:: INPUT ::

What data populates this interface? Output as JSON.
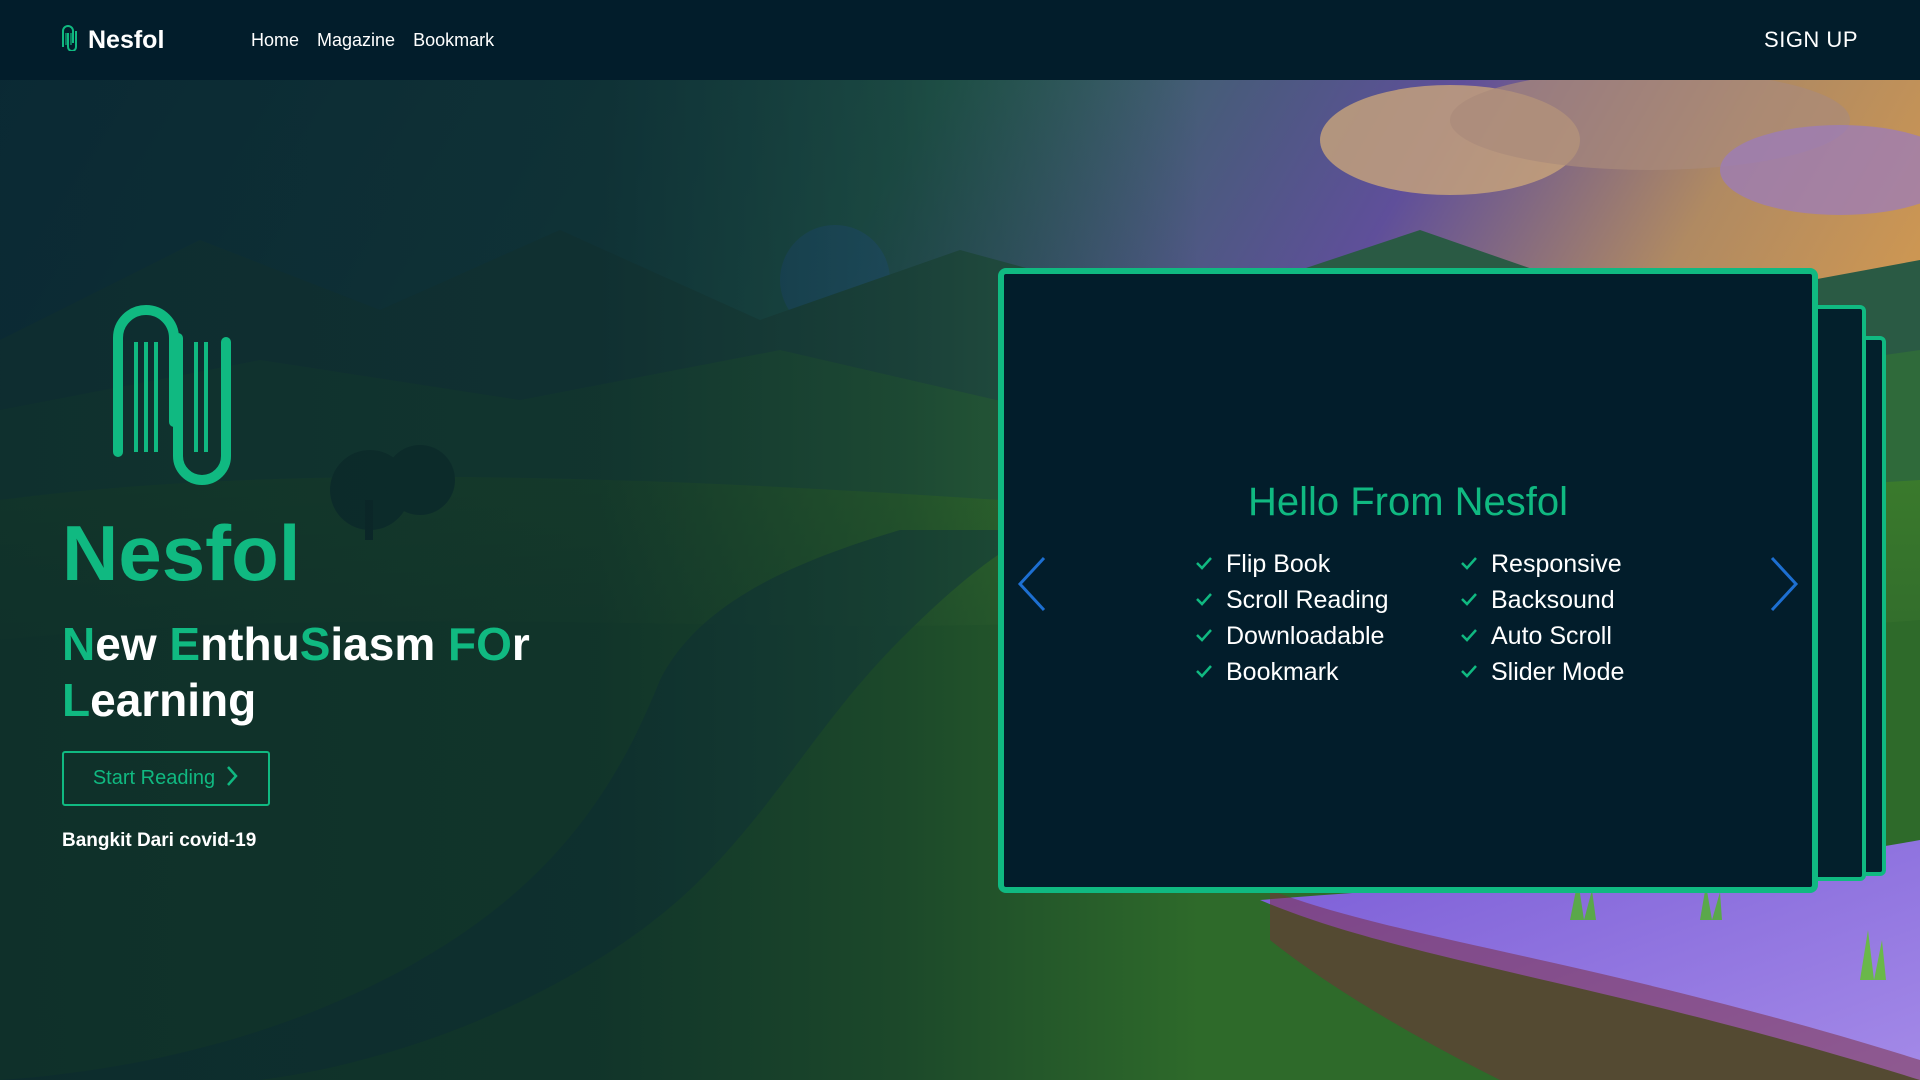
{
  "nav": {
    "brand": "Nesfol",
    "links": [
      "Home",
      "Magazine",
      "Bookmark"
    ],
    "signup": "SIGN UP"
  },
  "hero": {
    "title": "Nesfol",
    "tagline": [
      {
        "text": "N",
        "accent": true
      },
      {
        "text": "ew ",
        "accent": false
      },
      {
        "text": "E",
        "accent": true
      },
      {
        "text": "nthu",
        "accent": false
      },
      {
        "text": "S",
        "accent": true
      },
      {
        "text": "iasm ",
        "accent": false
      },
      {
        "text": "FO",
        "accent": true
      },
      {
        "text": "r ",
        "accent": false
      },
      {
        "text": "L",
        "accent": true
      },
      {
        "text": "earning",
        "accent": false
      }
    ],
    "button_label": "Start Reading",
    "subtext": "Bangkit Dari covid-19"
  },
  "book": {
    "title": "Hello From Nesfol",
    "features": [
      "Flip Book",
      "Responsive",
      "Scroll Reading",
      "Backsound",
      "Downloadable",
      "Auto Scroll",
      "Bookmark",
      "Slider Mode"
    ]
  },
  "colors": {
    "accent": "#10b981",
    "navbar": "#021d2b",
    "card": "#021d2b",
    "arrow": "#1d6fd1"
  },
  "icons": {
    "logo": "paperclip-book-icon",
    "button": "chevron-right-icon",
    "feature": "check-icon",
    "prev": "chevron-left-icon",
    "next": "chevron-right-icon"
  }
}
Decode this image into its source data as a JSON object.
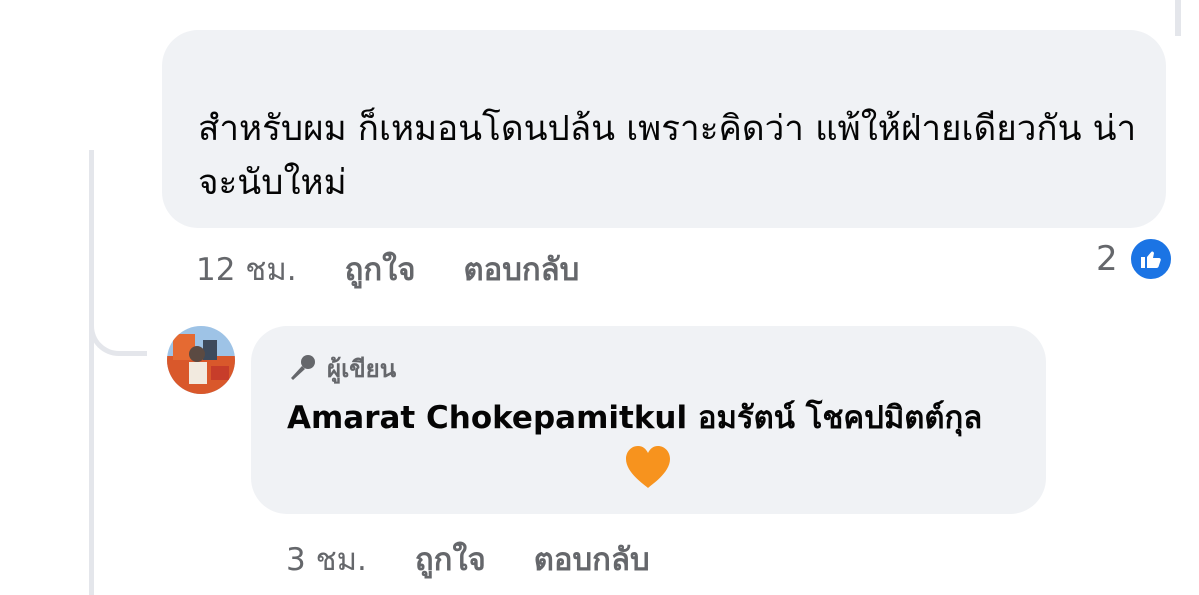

:::

**THE TASK:**
Leave every image out, and retype the material exactly.

**RESULT OF THE TASK:**
What data populates this interface? Output as JSON.
{
  "nav": {
    "brand": "Nesfol",
    "links": [
      "Home",
      "Magazine",
      "Bookmark"
    ],
    "signup": "SIGN UP"
  },
  "hero": {
    "title": "Nesfol",
    "tagline": [
      {
        "text": "N",
        "accent": true
      },
      {
        "text": "ew ",
        "accent": false
      },
      {
        "text": "E",
        "accent": true
      },
      {
        "text": "nthu",
        "accent": false
      },
      {
        "text": "S",
        "accent": true
      },
      {
        "text": "iasm ",
        "accent": false
      },
      {
        "text": "FO",
        "accent": true
      },
      {
        "text": "r ",
        "accent": false
      },
      {
        "text": "L",
        "accent": true
      },
      {
        "text": "earning",
        "accent": false
      }
    ],
    "button_label": "Start Reading",
    "subtext": "Bangkit Dari covid-19"
  },
  "book": {
    "title": "Hello From Nesfol",
    "features": [
      "Flip Book",
      "Responsive",
      "Scroll Reading",
      "Backsound",
      "Downloadable",
      "Auto Scroll",
      "Bookmark",
      "Slider Mode"
    ]
  },
  "colors": {
    "accent": "#10b981",
    "navbar": "#021d2b",
    "card": "#021d2b",
    "arrow": "#1d6fd1"
  },
  "icons": {
    "logo": "paperclip-book-icon",
    "button": "chevron-right-icon",
    "feature": "check-icon",
    "prev": "chevron-left-icon",
    "next": "chevron-right-icon"
  }
}
Decode this image into its source data as a JSON object.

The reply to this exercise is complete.